Stored data entries
#####
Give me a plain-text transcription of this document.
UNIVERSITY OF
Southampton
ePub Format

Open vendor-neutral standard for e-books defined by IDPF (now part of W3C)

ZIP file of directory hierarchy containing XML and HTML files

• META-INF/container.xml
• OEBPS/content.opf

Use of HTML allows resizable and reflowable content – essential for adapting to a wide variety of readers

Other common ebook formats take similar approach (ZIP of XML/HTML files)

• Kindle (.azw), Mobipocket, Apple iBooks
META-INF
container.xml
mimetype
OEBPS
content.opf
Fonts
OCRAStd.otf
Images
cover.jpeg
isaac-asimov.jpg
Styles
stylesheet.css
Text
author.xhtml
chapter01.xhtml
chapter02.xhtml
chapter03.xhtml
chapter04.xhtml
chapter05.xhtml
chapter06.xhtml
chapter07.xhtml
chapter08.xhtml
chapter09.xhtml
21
#####
◆ DIRECTIVE:
Recopy all the lines exactly as they appear.

◆ RESULT OF THE TASK:
Give me a plain-text transcription of this document.
UNIVERSITY OF
Southampton
ePub Format

Open vendor-neutral standard for e-books defined by IDPF (now part of W3C)

ZIP file of directory hierarchy containing XML and HTML files

• META-INF/container.xml
• OEBPS/content.opf

Use of HTML allows resizable and reflowable content – essential for adapting to a wide variety of readers

Other common ebook formats take similar approach (ZIP of XML/HTML files)

• Kindle (.azw), Mobipocket, Apple iBooks
META-INF
container.xml
mimetype
OEBPS
content.opf
Fonts
OCRAStd.otf
Images
cover.jpeg
isaac-asimov.jpg
Styles
stylesheet.css
Text
author.xhtml
chapter01.xhtml
chapter02.xhtml
chapter03.xhtml
chapter04.xhtml
chapter05.xhtml
chapter06.xhtml
chapter07.xhtml
chapter08.xhtml
chapter09.xhtml
21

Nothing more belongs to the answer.